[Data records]
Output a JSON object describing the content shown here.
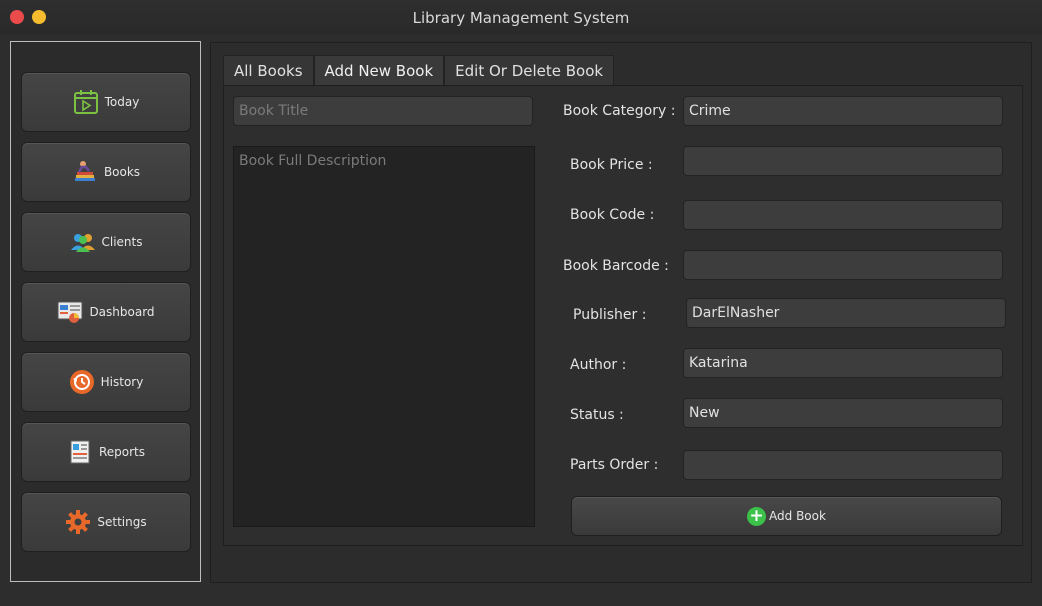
{
  "window": {
    "title": "Library Management System"
  },
  "sidebar": {
    "items": [
      {
        "label": "Today",
        "icon": "calendar-play-icon"
      },
      {
        "label": "Books",
        "icon": "books-reader-icon"
      },
      {
        "label": "Clients",
        "icon": "users-icon"
      },
      {
        "label": "Dashboard",
        "icon": "dashboard-chart-icon"
      },
      {
        "label": "History",
        "icon": "history-icon"
      },
      {
        "label": "Reports",
        "icon": "report-icon"
      },
      {
        "label": "Settings",
        "icon": "gear-icon"
      }
    ]
  },
  "tabs": [
    {
      "label": "All Books"
    },
    {
      "label": "Add New Book"
    },
    {
      "label": "Edit Or Delete Book"
    }
  ],
  "active_tab": "Add New Book",
  "form": {
    "title_placeholder": "Book Title",
    "title_value": "",
    "description_placeholder": "Book Full Description",
    "category_label": "Book Category :",
    "category_value": "Crime",
    "price_label": "Book Price :",
    "price_value": "",
    "code_label": "Book Code :",
    "code_value": "",
    "barcode_label": "Book Barcode :",
    "barcode_value": "",
    "publisher_label": "Publisher :",
    "publisher_value": "DarElNasher",
    "author_label": "Author :",
    "author_value": "Katarina",
    "status_label": "Status :",
    "status_value": "New",
    "parts_label": "Parts Order :",
    "parts_value": "",
    "add_button_label": "Add Book"
  },
  "colors": {
    "close": "#ec4b4b",
    "minimize": "#f5bd2e",
    "add_icon": "#3cc14a",
    "history_icon": "#e8682a",
    "settings_icon": "#e8682a",
    "today_icon": "#7cc242"
  }
}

DIRECTION: Leave out all pictures, then copy the remaining material exactly.

EXERCISE ANSWER:
Output a JSON object describing the content shown here.
{
  "window": {
    "title": "Library Management System"
  },
  "sidebar": {
    "items": [
      {
        "label": "Today",
        "icon": "calendar-play-icon"
      },
      {
        "label": "Books",
        "icon": "books-reader-icon"
      },
      {
        "label": "Clients",
        "icon": "users-icon"
      },
      {
        "label": "Dashboard",
        "icon": "dashboard-chart-icon"
      },
      {
        "label": "History",
        "icon": "history-icon"
      },
      {
        "label": "Reports",
        "icon": "report-icon"
      },
      {
        "label": "Settings",
        "icon": "gear-icon"
      }
    ]
  },
  "tabs": [
    {
      "label": "All Books"
    },
    {
      "label": "Add New Book"
    },
    {
      "label": "Edit Or Delete Book"
    }
  ],
  "active_tab": "Add New Book",
  "form": {
    "title_placeholder": "Book Title",
    "title_value": "",
    "description_placeholder": "Book Full Description",
    "category_label": "Book Category :",
    "category_value": "Crime",
    "price_label": "Book Price :",
    "price_value": "",
    "code_label": "Book Code :",
    "code_value": "",
    "barcode_label": "Book Barcode :",
    "barcode_value": "",
    "publisher_label": "Publisher :",
    "publisher_value": "DarElNasher",
    "author_label": "Author :",
    "author_value": "Katarina",
    "status_label": "Status :",
    "status_value": "New",
    "parts_label": "Parts Order :",
    "parts_value": "",
    "add_button_label": "Add Book"
  },
  "colors": {
    "close": "#ec4b4b",
    "minimize": "#f5bd2e",
    "add_icon": "#3cc14a",
    "history_icon": "#e8682a",
    "settings_icon": "#e8682a",
    "today_icon": "#7cc242"
  }
}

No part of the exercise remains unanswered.